### TASK TO COMPLETE
Write out the data below in full, unchanged, minus the images.

### RECORDED INFORMATION
-- -- --

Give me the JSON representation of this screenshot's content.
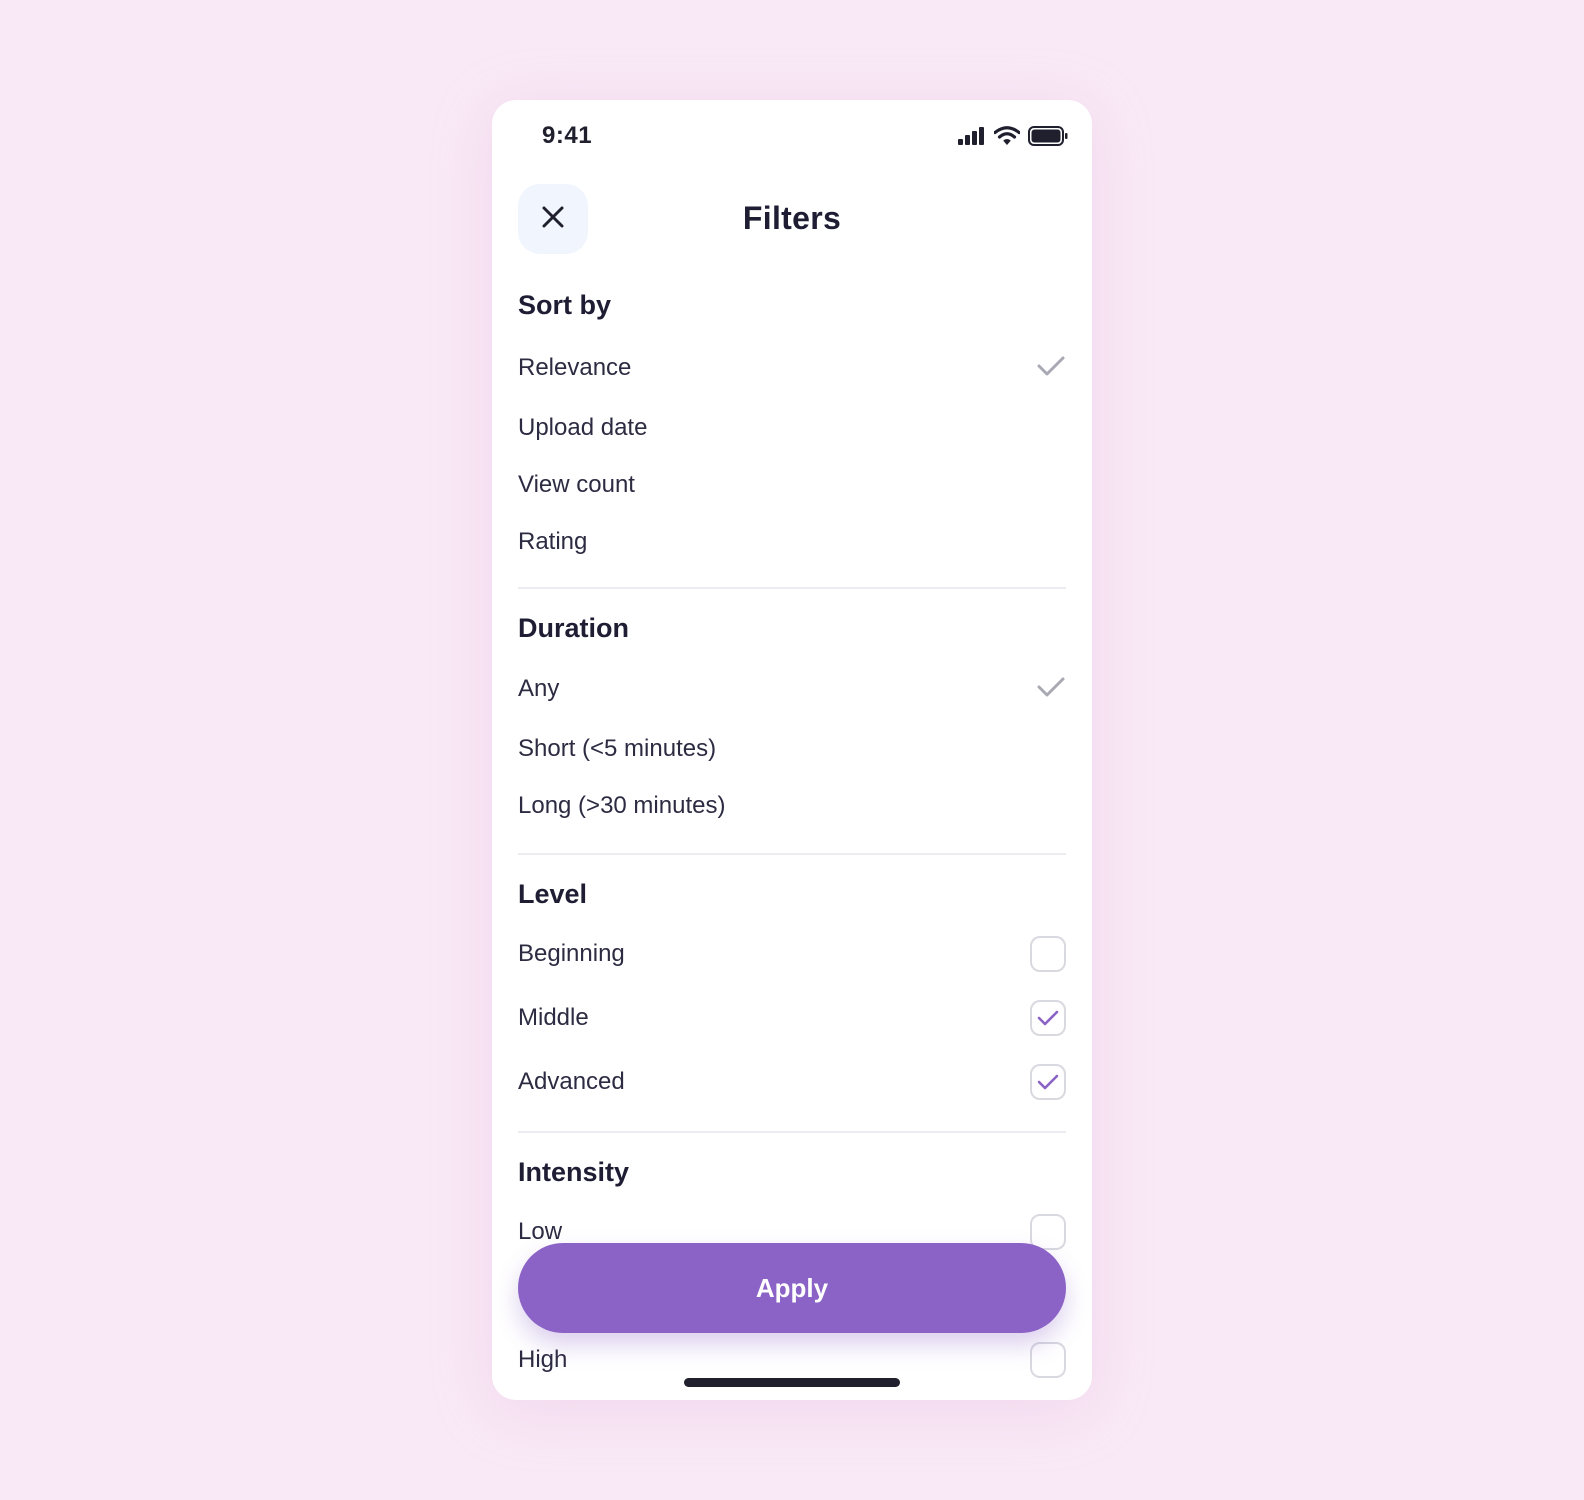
{
  "status_bar": {
    "time": "9:41",
    "icons": [
      "cellular-signal-icon",
      "wifi-icon",
      "battery-icon"
    ]
  },
  "header": {
    "title": "Filters",
    "close_icon": "close-icon"
  },
  "sections": {
    "sort_by": {
      "title": "Sort by",
      "options": [
        "Relevance",
        "Upload date",
        "View count",
        "Rating"
      ],
      "selected": "Relevance"
    },
    "duration": {
      "title": "Duration",
      "options": [
        "Any",
        "Short (<5 minutes)",
        "Long (>30 minutes)"
      ],
      "selected": "Any"
    },
    "level": {
      "title": "Level",
      "options": [
        {
          "label": "Beginning",
          "checked": false
        },
        {
          "label": "Middle",
          "checked": true
        },
        {
          "label": "Advanced",
          "checked": true
        }
      ]
    },
    "intensity": {
      "title": "Intensity",
      "options": [
        {
          "label": "Low",
          "checked": false
        },
        {
          "label": "High",
          "checked": false
        }
      ]
    }
  },
  "apply_button": {
    "label": "Apply"
  },
  "colors": {
    "background": "#f9e9f6",
    "accent": "#8b62c6",
    "selected_check": "#a9a9b3",
    "checkbox_border": "#d9d9e0",
    "text_dark": "#1e1d33",
    "close_button_bg": "#f1f5fd"
  }
}
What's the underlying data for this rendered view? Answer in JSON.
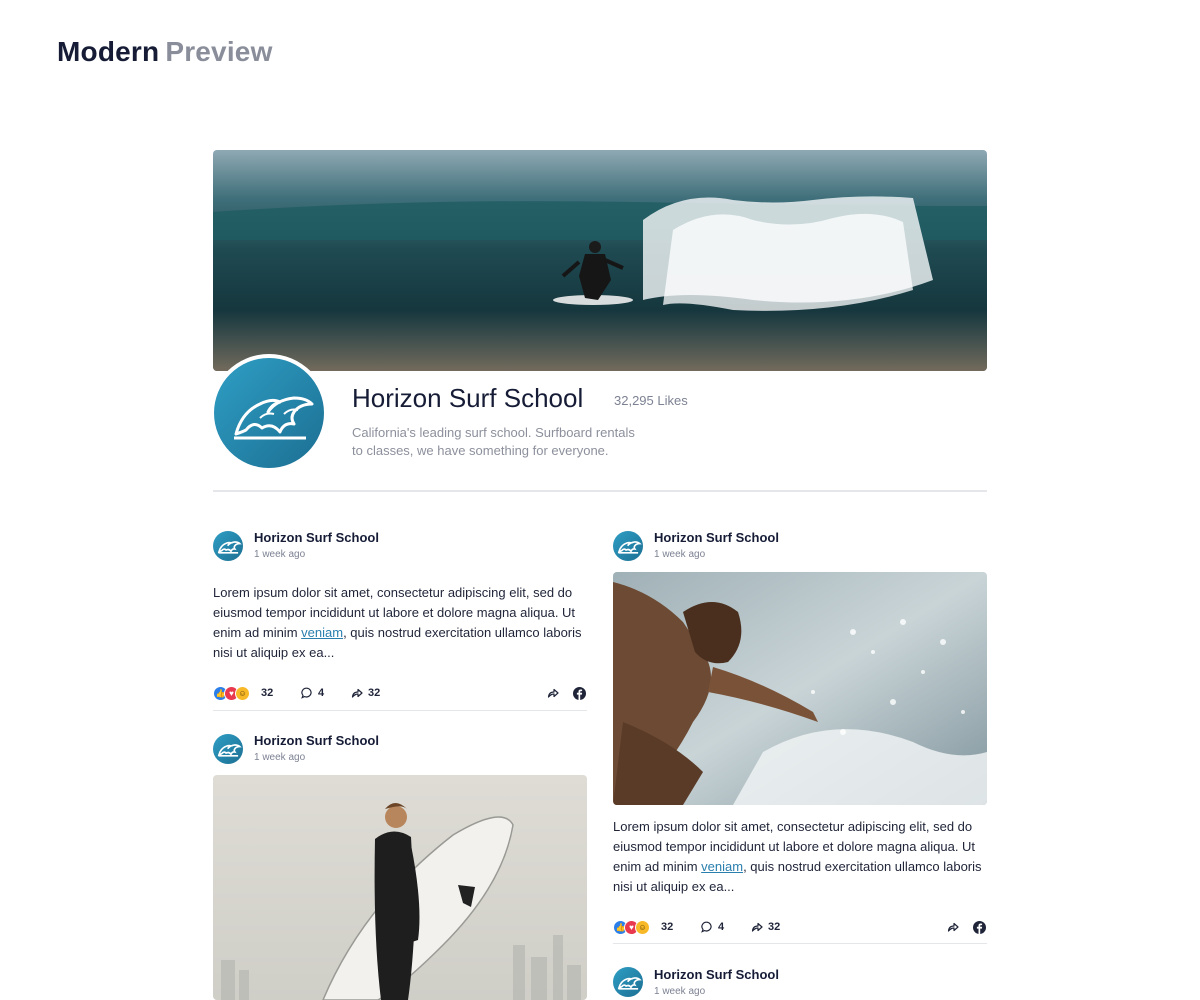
{
  "brand": {
    "primary": "Modern",
    "secondary": "Preview"
  },
  "page": {
    "name": "Horizon Surf School",
    "likes": "32,295 Likes",
    "description_line1": "California's leading surf school. Surfboard rentals",
    "description_line2": "to classes, we have something for everyone."
  },
  "posts": [
    {
      "author": "Horizon Surf School",
      "time": "1 week ago",
      "text_before_link": "Lorem ipsum dolor sit amet, consectetur adipiscing elit, sed do eiusmod tempor incididunt ut labore et dolore magna aliqua. Ut enim ad minim ",
      "link": "veniam",
      "text_after_link": ", quis nostrud exercitation ullamco laboris nisi ut aliquip ex ea...",
      "reactions": "32",
      "comments": "4",
      "shares": "32"
    },
    {
      "author": "Horizon Surf School",
      "time": "1 week ago"
    },
    {
      "author": "Horizon Surf School",
      "time": "1 week ago",
      "text_before_link": "Lorem ipsum dolor sit amet, consectetur adipiscing elit, sed do eiusmod tempor incididunt ut labore et dolore magna aliqua. Ut enim ad minim ",
      "link": "veniam",
      "text_after_link": ", quis nostrud exercitation ullamco laboris nisi ut aliquip ex ea...",
      "reactions": "32",
      "comments": "4",
      "shares": "32"
    },
    {
      "author": "Horizon Surf School",
      "time": "1 week ago"
    }
  ],
  "icons": {
    "logo": "wave-logo-icon",
    "like": "like-icon",
    "love": "love-icon",
    "haha": "haha-icon",
    "comment": "comment-icon",
    "share": "share-icon",
    "facebook": "facebook-icon"
  },
  "colors": {
    "accent": "#2a7fae",
    "brand_gradient_start": "#2f9ec4",
    "brand_gradient_end": "#1c6f93",
    "title": "#161c36",
    "muted": "#8a8e9b"
  }
}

-- -- --

### SOLUTION BELOW
Give me the JSON representation of this screenshot's content.
{
  "status_bar": {
    "time": "9:41",
    "icons": [
      "cellular-signal-icon",
      "wifi-icon",
      "battery-icon"
    ]
  },
  "header": {
    "title": "Filters",
    "close_icon": "close-icon"
  },
  "sections": {
    "sort_by": {
      "title": "Sort by",
      "options": [
        "Relevance",
        "Upload date",
        "View count",
        "Rating"
      ],
      "selected": "Relevance"
    },
    "duration": {
      "title": "Duration",
      "options": [
        "Any",
        "Short (<5 minutes)",
        "Long (>30 minutes)"
      ],
      "selected": "Any"
    },
    "level": {
      "title": "Level",
      "options": [
        {
          "label": "Beginning",
          "checked": false
        },
        {
          "label": "Middle",
          "checked": true
        },
        {
          "label": "Advanced",
          "checked": true
        }
      ]
    },
    "intensity": {
      "title": "Intensity",
      "options": [
        {
          "label": "Low",
          "checked": false
        },
        {
          "label": "High",
          "checked": false
        }
      ]
    }
  },
  "apply_button": {
    "label": "Apply"
  },
  "colors": {
    "background": "#f9e9f6",
    "accent": "#8b62c6",
    "selected_check": "#a9a9b3",
    "checkbox_border": "#d9d9e0",
    "text_dark": "#1e1d33",
    "close_button_bg": "#f1f5fd"
  }
}
What's the underlying data for this rendered view? Answer in JSON.
{
  "brand": {
    "primary": "Modern",
    "secondary": "Preview"
  },
  "page": {
    "name": "Horizon Surf School",
    "likes": "32,295 Likes",
    "description_line1": "California's leading surf school. Surfboard rentals",
    "description_line2": "to classes, we have something for everyone."
  },
  "posts": [
    {
      "author": "Horizon Surf School",
      "time": "1 week ago",
      "text_before_link": "Lorem ipsum dolor sit amet, consectetur adipiscing elit, sed do eiusmod tempor incididunt ut labore et dolore magna aliqua. Ut enim ad minim ",
      "link": "veniam",
      "text_after_link": ", quis nostrud exercitation ullamco laboris nisi ut aliquip ex ea...",
      "reactions": "32",
      "comments": "4",
      "shares": "32"
    },
    {
      "author": "Horizon Surf School",
      "time": "1 week ago"
    },
    {
      "author": "Horizon Surf School",
      "time": "1 week ago",
      "text_before_link": "Lorem ipsum dolor sit amet, consectetur adipiscing elit, sed do eiusmod tempor incididunt ut labore et dolore magna aliqua. Ut enim ad minim ",
      "link": "veniam",
      "text_after_link": ", quis nostrud exercitation ullamco laboris nisi ut aliquip ex ea...",
      "reactions": "32",
      "comments": "4",
      "shares": "32"
    },
    {
      "author": "Horizon Surf School",
      "time": "1 week ago"
    }
  ],
  "icons": {
    "logo": "wave-logo-icon",
    "like": "like-icon",
    "love": "love-icon",
    "haha": "haha-icon",
    "comment": "comment-icon",
    "share": "share-icon",
    "facebook": "facebook-icon"
  },
  "colors": {
    "accent": "#2a7fae",
    "brand_gradient_start": "#2f9ec4",
    "brand_gradient_end": "#1c6f93",
    "title": "#161c36",
    "muted": "#8a8e9b"
  }
}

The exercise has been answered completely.